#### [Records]
○ ○ ○ ○ ○ ○ ○

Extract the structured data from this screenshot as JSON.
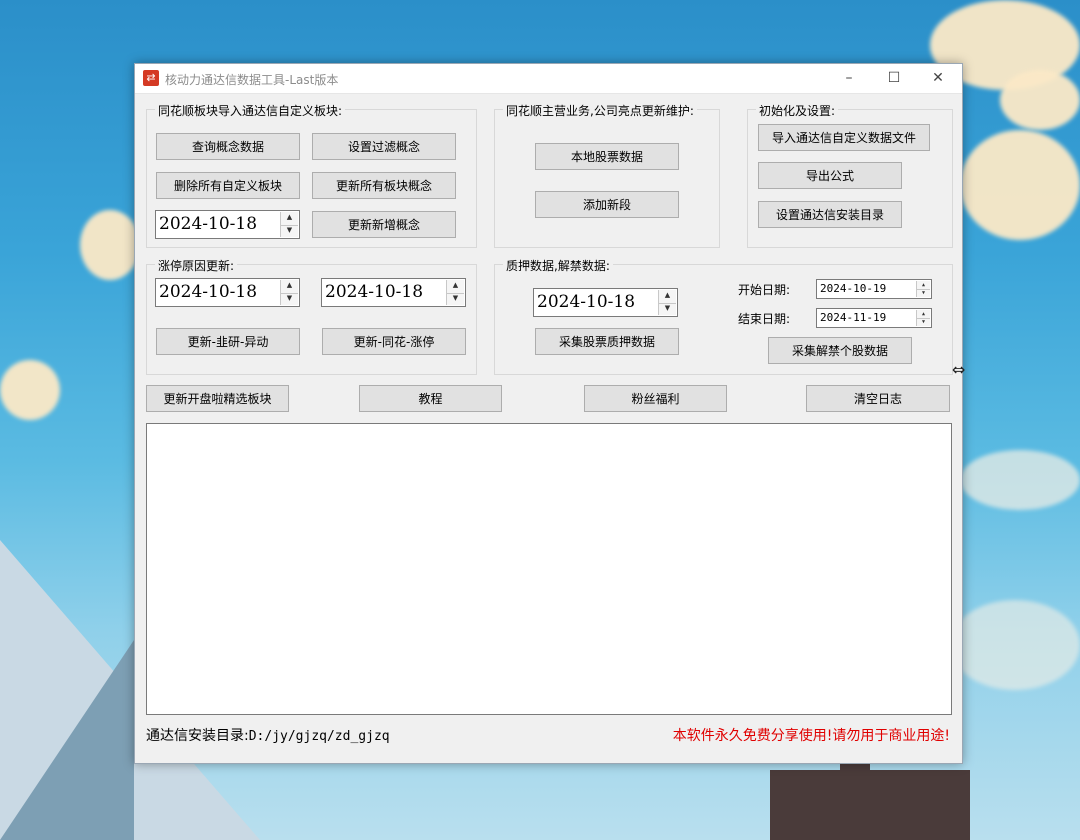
{
  "window": {
    "title": "核动力通达信数据工具-Last版本",
    "minimize": "–",
    "maximize": "☐",
    "close": "✕"
  },
  "group_concept": {
    "title": "同花顺板块导入通达信自定义板块:",
    "btn_query": "查询概念数据",
    "btn_filter": "设置过滤概念",
    "btn_delete_all": "删除所有自定义板块",
    "btn_update_all": "更新所有板块概念",
    "date": "2024-10-18",
    "btn_update_new": "更新新增概念"
  },
  "group_business": {
    "title": "同花顺主营业务,公司亮点更新维护:",
    "btn_local_stock": "本地股票数据",
    "btn_add_field": "添加新段"
  },
  "group_init": {
    "title": "初始化及设置:",
    "btn_import": "导入通达信自定义数据文件",
    "btn_export": "导出公式",
    "btn_set_dir": "设置通达信安装目录"
  },
  "group_limitup": {
    "title": "涨停原因更新:",
    "date1": "2024-10-18",
    "date2": "2024-10-18",
    "btn_update_jy": "更新-韭研-异动",
    "btn_update_ths": "更新-同花-涨停"
  },
  "group_pledge": {
    "title": "质押数据,解禁数据:",
    "date": "2024-10-18",
    "btn_collect_pledge": "采集股票质押数据",
    "start_label": "开始日期:",
    "start_date": "2024-10-19",
    "end_label": "结束日期:",
    "end_date": "2024-11-19",
    "btn_collect_unlock": "采集解禁个股数据"
  },
  "bottom_buttons": {
    "update_kpl": "更新开盘啦精选板块",
    "tutorial": "教程",
    "fans": "粉丝福利",
    "clear_log": "清空日志"
  },
  "footer": {
    "dir_label": "通达信安装目录:",
    "dir_value": "D:/jy/gjzq/zd_gjzq",
    "notice": "本软件永久免费分享使用!请勿用于商业用途!"
  },
  "spin": {
    "up": "▲",
    "down": "▼"
  },
  "colors": {
    "notice_red": "#e00000",
    "app_icon_red": "#d43a24"
  }
}
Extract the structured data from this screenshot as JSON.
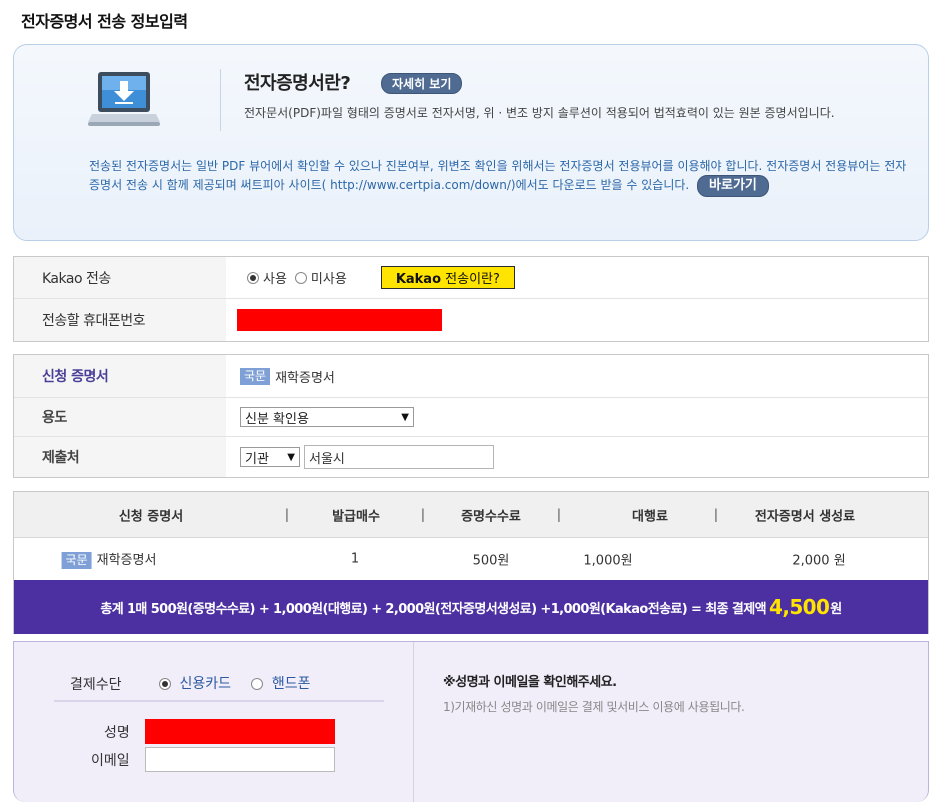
{
  "page_title": "전자증명서 전송 정보입력",
  "info": {
    "heading": "전자증명서란?",
    "detail_button": "자세히 보기",
    "description": "전자문서(PDF)파일 형태의 증명서로 전자서명, 위 · 변조 방지 솔루션이 적용되어 법적효력이 있는 원본 증명서입니다.",
    "notice": "전송된 전자증명서는 일반 PDF 뷰어에서 확인할 수 있으나 진본여부, 위변조 확인을 위해서는 전자증명서 전용뷰어를 이용해야 합니다. 전자증명서 전용뷰어는 전자증명서 전송 시 함께 제공되며 써트피아 사이트( http://www.certpia.com/down/)에서도 다운로드 받을 수 있습니다.",
    "go_button": "바로가기",
    "icon": "laptop-download-icon"
  },
  "kakao": {
    "label": "Kakao 전송",
    "option_use": "사용",
    "option_nouse": "미사용",
    "selected": "사용",
    "help_bold": "Kakao",
    "help_rest": " 전송이란?",
    "phone_label": "전송할 휴대폰번호"
  },
  "certificate": {
    "label": "신청 증명서",
    "tag": "국문",
    "name": "재학증명서",
    "purpose_label": "용도",
    "purpose_value": "신분 확인용",
    "submit_label": "제출처",
    "submit_type": "기관",
    "submit_value": "서울시"
  },
  "summary": {
    "headers": [
      "신청 증명서",
      "발급매수",
      "증명수수료",
      "대행료",
      "전자증명서 생성료"
    ],
    "row": {
      "tag": "국문",
      "name": "재학증명서",
      "copies": "1",
      "fee": "500원",
      "agency_fee": "1,000원",
      "generation_fee": "2,000 원"
    },
    "total_text": "총계 1매 500원(증명수수료) + 1,000원(대행료) + 2,000원(전자증명서생성료) +1,000원(Kakao전송료) = 최종 결제액",
    "total_amount": "4,500",
    "total_unit": "원"
  },
  "payment": {
    "method_label": "결제수단",
    "option_card": "신용카드",
    "option_phone": "핸드폰",
    "selected": "신용카드",
    "name_label": "성명",
    "email_label": "이메일",
    "notice_title": "※성명과 이메일을 확인해주세요.",
    "notice_text": "1)기재하신 성명과 이메일은 결제 및서비스 이용에 사용됩니다."
  },
  "colors": {
    "accent_purple": "#4c2fa0",
    "kakao_yellow": "#ffe400",
    "total_highlight": "#ffe400",
    "redacted": "#ff0000",
    "notice_blue": "#2c67a8"
  }
}
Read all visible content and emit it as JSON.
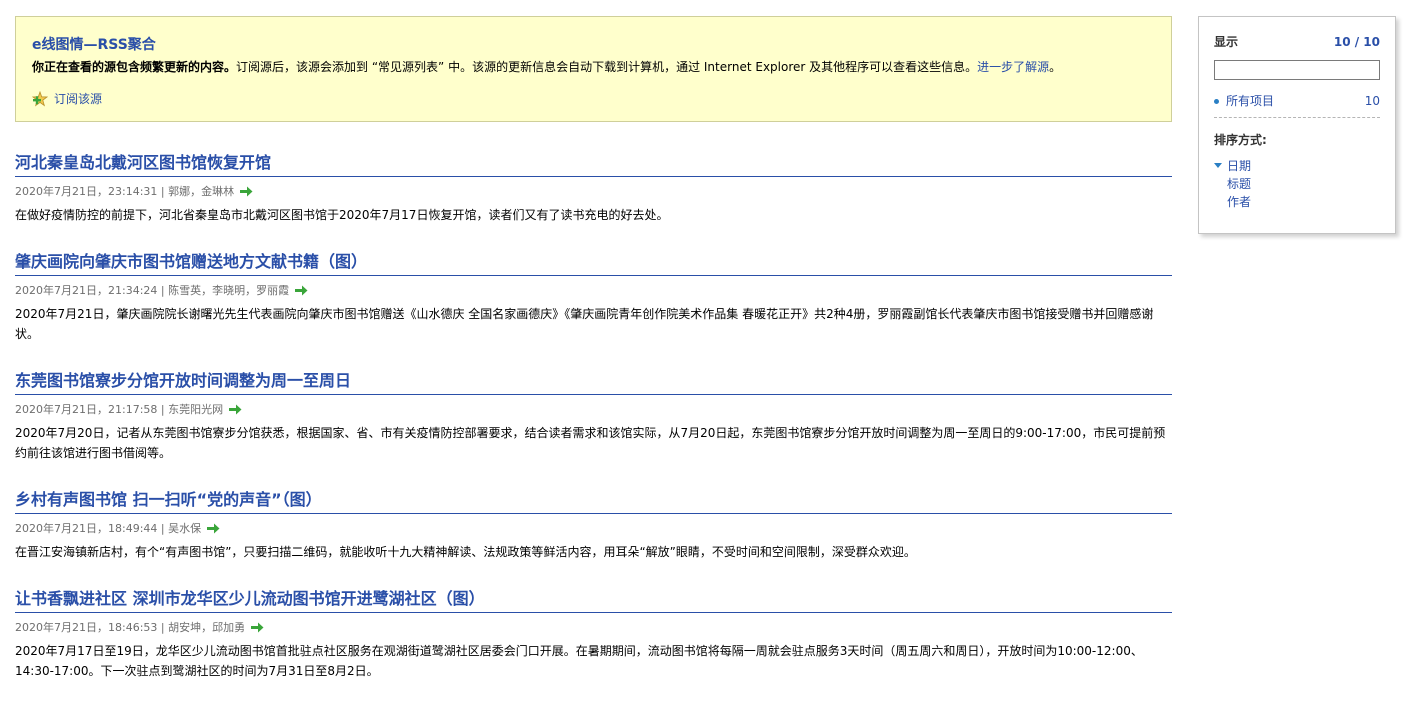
{
  "banner": {
    "title": "e线图情—RSS聚合",
    "desc_bold": "你正在查看的源包含频繁更新的内容。",
    "desc_text": "订阅源后，该源会添加到 “常见源列表” 中。该源的更新信息会自动下载到计算机，通过 Internet Explorer 及其他程序可以查看这些信息。",
    "learn_more": "进一步了解源",
    "desc_end": "。",
    "subscribe_label": "订阅该源"
  },
  "items": [
    {
      "title": "河北秦皇岛北戴河区图书馆恢复开馆",
      "meta": "2020年7月21日，23:14:31 | 郭娜，金琳林",
      "body": "在做好疫情防控的前提下，河北省秦皇岛市北戴河区图书馆于2020年7月17日恢复开馆，读者们又有了读书充电的好去处。"
    },
    {
      "title": "肇庆画院向肇庆市图书馆赠送地方文献书籍（图）",
      "meta": "2020年7月21日，21:34:24 | 陈雪英，李晓明，罗丽霞",
      "body": "2020年7月21日，肇庆画院院长谢曙光先生代表画院向肇庆市图书馆赠送《山水德庆 全国名家画德庆》《肇庆画院青年创作院美术作品集 春暖花正开》共2种4册，罗丽霞副馆长代表肇庆市图书馆接受赠书并回赠感谢状。"
    },
    {
      "title": "东莞图书馆寮步分馆开放时间调整为周一至周日",
      "meta": "2020年7月21日，21:17:58 | 东莞阳光网",
      "body": "2020年7月20日，记者从东莞图书馆寮步分馆获悉，根据国家、省、市有关疫情防控部署要求，结合读者需求和该馆实际，从7月20日起，东莞图书馆寮步分馆开放时间调整为周一至周日的9:00-17:00，市民可提前预约前往该馆进行图书借阅等。"
    },
    {
      "title": "乡村有声图书馆 扫一扫听“党的声音”（图）",
      "meta": "2020年7月21日，18:49:44 | 吴水保",
      "body": "在晋江安海镇新店村，有个“有声图书馆”，只要扫描二维码，就能收听十九大精神解读、法规政策等鲜活内容，用耳朵“解放”眼睛，不受时间和空间限制，深受群众欢迎。"
    },
    {
      "title": "让书香飘进社区 深圳市龙华区少儿流动图书馆开进鹭湖社区（图）",
      "meta": "2020年7月21日，18:46:53 | 胡安坤，邱加勇",
      "body": "2020年7月17日至19日，龙华区少儿流动图书馆首批驻点社区服务在观湖街道鹭湖社区居委会门口开展。在暑期期间，流动图书馆将每隔一周就会驻点服务3天时间（周五周六和周日），开放时间为10:00-12:00、14:30-17:00。下一次驻点到鹭湖社区的时间为7月31日至8月2日。"
    }
  ],
  "sidebar": {
    "display_label": "显示",
    "display_count": "10 / 10",
    "search_value": "",
    "all_items_label": "所有项目",
    "all_items_count": "10",
    "sort_label": "排序方式:",
    "sort_options": [
      "日期",
      "标题",
      "作者"
    ]
  },
  "colors": {
    "link": "#2a4fa8",
    "banner_bg": "#ffffcc",
    "arrow": "#3aa53a"
  },
  "icons": {
    "subscribe": "plus-star-icon",
    "meta_arrow": "green-arrow-icon",
    "sort_indicator": "triangle-down-icon"
  }
}
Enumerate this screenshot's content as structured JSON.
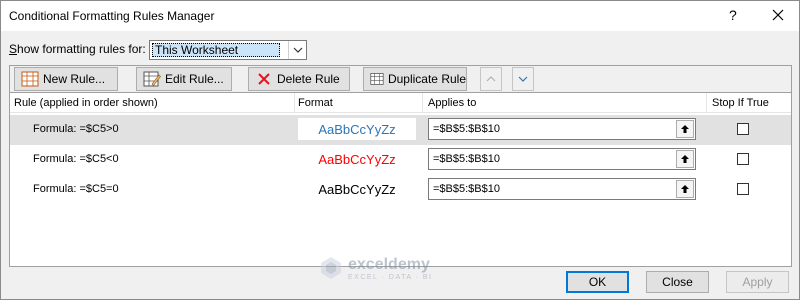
{
  "dialog": {
    "title": "Conditional Formatting Rules Manager",
    "help_label": "?"
  },
  "scope": {
    "label_prefix": "S",
    "label_rest": "how formatting rules for:",
    "selected": "This Worksheet"
  },
  "toolbar": {
    "new_rule": "New Rule...",
    "edit_rule": "Edit Rule...",
    "delete_rule": "Delete Rule",
    "duplicate_rule": "Duplicate Rule"
  },
  "table": {
    "headers": {
      "rule": "Rule (applied in order shown)",
      "format": "Format",
      "applies_to": "Applies to",
      "stop_if_true": "Stop If True"
    },
    "rows": [
      {
        "formula": "Formula: =$C5>0",
        "preview": "AaBbCcYyZz",
        "preview_color": "#2e75b6",
        "applies_to": "=$B$5:$B$10",
        "stop_if_true": false
      },
      {
        "formula": "Formula: =$C5<0",
        "preview": "AaBbCcYyZz",
        "preview_color": "#ff0000",
        "applies_to": "=$B$5:$B$10",
        "stop_if_true": false
      },
      {
        "formula": "Formula: =$C5=0",
        "preview": "AaBbCcYyZz",
        "preview_color": "#000000",
        "applies_to": "=$B$5:$B$10",
        "stop_if_true": false
      }
    ]
  },
  "watermark": {
    "name": "exceldemy",
    "tagline": "EXCEL · DATA · BI"
  },
  "buttons": {
    "ok": "OK",
    "close": "Close",
    "apply": "Apply"
  }
}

○ ○ ○ ○ ○ ○ ○

#### [Instruction]
List the lines of the records where "selected" occurs.

#### [Expected answer]
    "selected": "사용",
    "selected": "신용카드",
    "selected": "This Worksheet"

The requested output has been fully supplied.